# [BRANO ESTRATTO]
◇ ◇ ◇ ◇
Con l’arrivo repentino di molti neofiti dei social network ho deciso di lasciare la strada della carota + bastone e mettere nero su bianco le regole che seguo nell’aggiunta di nuovi contatti sui social network che frequento (di cui potete trovare i link qui a destra).

Facebook

Io non penso, come molti tecno-conservatori, che facebook debba essere riservato a un ristretto novero di conoscenze personali acquisite altrove (magari in modi molto meno “sicuri”…), come se gli stessi aprendo la mia porta di casa.
Invece su Facebook è possibile fare nuove conoscenze e comunicare pienamente a patto di essere coscienti del mezzo e rispettare il suo contesto, come per tutti i social media.
In fin dei conti si tratta di un “annuario” virtuale con qualche informazione aggiuntiva su cui ci si relaziona a livello esclusivamente personale.
Quindi non create account a nome della vostra società o della band in cui suonate o del vostro personaggio storico preferito (esistono delle pagine apposite su facebook per gestire questo).
In tal caso non vi aggiungerò, io ho il mio volto, foto e video di me, le informazioni personali che ho deciso di condividere e vorrei relazionarmi con qualcuno che fa lo stesso.
Meno che mai gli account anonimi o un personaggio di fantasia o la vostra ultima trovata situazionista.
Apprezzerò sicuramente molto la vostra creatività ma Facebook non è il posto adatto.
Viceversa non ho mai filtrato nessuno per la differenza di interessi, anzi credo che la diversità sia una gran ricchezza (ovviamente il discorso non si applica a chi risulta a mio insindacabile giudizio antipatico).
Sempre considerando il contesto di Facebook è molto gradita una propria foto nel profilo.
D’altronde se volete nascondervi o rimanere anonimi avete sbagliato link.
Infine non ve la prendete se non vi scrivo o commento ogni mezz’ora, vi sto seguendo lo stesso, la Rete è molto grande, ci sono molte cose da seguire e cerco di essere sempre più multitasking.
Se ve la prendete per questo allora forse fate bene a togliermi.

Twitter

Siamo quasi agli antipodi di Facebook, qui è possibile creare un account del magazine in cui lavorate o esprimere il vostro talento artistico con un romanzo a puntate di 140 caratteri.
L’importante è che si abbia un riferimento esterno per sapere con chi si ha a che fare.
Quindi non aggiungerò chi non ha un link di riferimento nel profilo.
Ovviamente non aggiungerò spammer espliciti, ad es. chi ti aggiunge al solo scopo di mostrarti il link del proprio sito/prodotto che campeggia solitario nel profilo.
Ma neanche (sempre a mio giudizio) spammer impliciti.
Come si riconoscono gli spammer impliciti?
Se segui 5000 contatti e sei seguito solo da 10 sei uno spammer implicito (o una persona terribilmente poco interessante) e probabilmente hai usato un programmino per aggiungere gente a caso.
Se vuoi solo promuovere il tuo servizio/prodotto/sito e non vuoi realmente conversare sei uno spammer implicito e non ti aggiungerò.
E’ anche possibile che ti aggiunga per verificare se sei uno spammer, in caso positivo poi ti toglierò.
◇ ◇ ◇ ◇
# [RIGHE DEI DATI]

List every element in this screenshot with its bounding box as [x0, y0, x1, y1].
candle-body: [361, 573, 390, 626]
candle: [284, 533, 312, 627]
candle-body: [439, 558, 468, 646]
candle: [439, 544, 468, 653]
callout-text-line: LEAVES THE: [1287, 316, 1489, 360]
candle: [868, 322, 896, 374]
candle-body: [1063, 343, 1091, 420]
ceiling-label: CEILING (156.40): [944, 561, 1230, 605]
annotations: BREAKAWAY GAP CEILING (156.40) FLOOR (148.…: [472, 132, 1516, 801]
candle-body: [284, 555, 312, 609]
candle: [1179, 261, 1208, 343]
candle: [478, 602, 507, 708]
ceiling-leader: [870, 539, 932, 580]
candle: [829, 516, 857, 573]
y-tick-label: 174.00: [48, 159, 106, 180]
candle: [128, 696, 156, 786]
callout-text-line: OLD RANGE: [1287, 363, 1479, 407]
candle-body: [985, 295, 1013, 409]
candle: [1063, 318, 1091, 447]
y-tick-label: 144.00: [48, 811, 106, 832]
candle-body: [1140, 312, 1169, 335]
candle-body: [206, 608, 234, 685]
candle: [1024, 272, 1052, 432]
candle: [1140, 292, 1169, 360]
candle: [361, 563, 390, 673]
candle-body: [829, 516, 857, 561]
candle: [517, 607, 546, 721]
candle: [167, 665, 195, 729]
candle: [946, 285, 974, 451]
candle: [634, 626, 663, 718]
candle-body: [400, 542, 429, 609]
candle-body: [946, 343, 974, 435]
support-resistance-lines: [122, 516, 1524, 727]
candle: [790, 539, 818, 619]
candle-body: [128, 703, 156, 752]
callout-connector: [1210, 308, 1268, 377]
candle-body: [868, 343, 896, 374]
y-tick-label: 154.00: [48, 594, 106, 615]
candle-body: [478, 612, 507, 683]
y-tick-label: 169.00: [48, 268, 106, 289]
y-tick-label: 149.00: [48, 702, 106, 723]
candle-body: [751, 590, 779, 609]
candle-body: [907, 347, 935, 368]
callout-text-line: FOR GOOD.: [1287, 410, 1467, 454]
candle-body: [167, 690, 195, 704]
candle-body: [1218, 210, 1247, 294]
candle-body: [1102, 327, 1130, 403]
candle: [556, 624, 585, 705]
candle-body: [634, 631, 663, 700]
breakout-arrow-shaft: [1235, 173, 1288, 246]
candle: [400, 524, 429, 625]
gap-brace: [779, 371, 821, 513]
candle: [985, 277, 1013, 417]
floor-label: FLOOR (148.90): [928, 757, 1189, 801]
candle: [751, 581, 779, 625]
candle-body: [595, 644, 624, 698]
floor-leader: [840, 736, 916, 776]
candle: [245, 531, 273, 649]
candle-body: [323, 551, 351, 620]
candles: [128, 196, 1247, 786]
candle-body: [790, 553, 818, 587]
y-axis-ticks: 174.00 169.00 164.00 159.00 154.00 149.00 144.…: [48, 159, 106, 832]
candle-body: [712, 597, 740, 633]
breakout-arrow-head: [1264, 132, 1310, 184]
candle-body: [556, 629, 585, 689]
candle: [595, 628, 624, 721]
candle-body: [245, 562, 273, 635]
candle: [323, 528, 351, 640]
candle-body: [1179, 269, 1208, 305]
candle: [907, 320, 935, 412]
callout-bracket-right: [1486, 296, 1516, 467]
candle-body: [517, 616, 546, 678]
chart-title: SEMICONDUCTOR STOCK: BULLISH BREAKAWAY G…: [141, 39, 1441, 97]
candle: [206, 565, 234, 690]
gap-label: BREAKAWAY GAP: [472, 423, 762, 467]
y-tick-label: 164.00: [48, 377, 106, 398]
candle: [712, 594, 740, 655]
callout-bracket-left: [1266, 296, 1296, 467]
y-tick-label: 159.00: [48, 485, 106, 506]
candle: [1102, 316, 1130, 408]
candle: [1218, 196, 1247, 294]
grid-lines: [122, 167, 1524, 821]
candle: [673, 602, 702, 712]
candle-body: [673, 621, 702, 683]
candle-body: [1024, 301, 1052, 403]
◇ ◇ ◇ ◇
# [ISTRUZIONI DEL COMPITO]
Trascrivi parola per parola il passo del brano sui contatti nei social network compreso tra "Se ve la prendete" e "di 140 caratteri.", estremi inclusi.

# [RISULTATO]
Se ve la prendete per questo allora forse fate bene a togliermi.

Twitter

Siamo quasi agli antipodi di Facebook, qui è possibile creare un account del magazine in cui lavorate o esprimere il vostro talento artistico con un romanzo a puntate di 140 caratteri.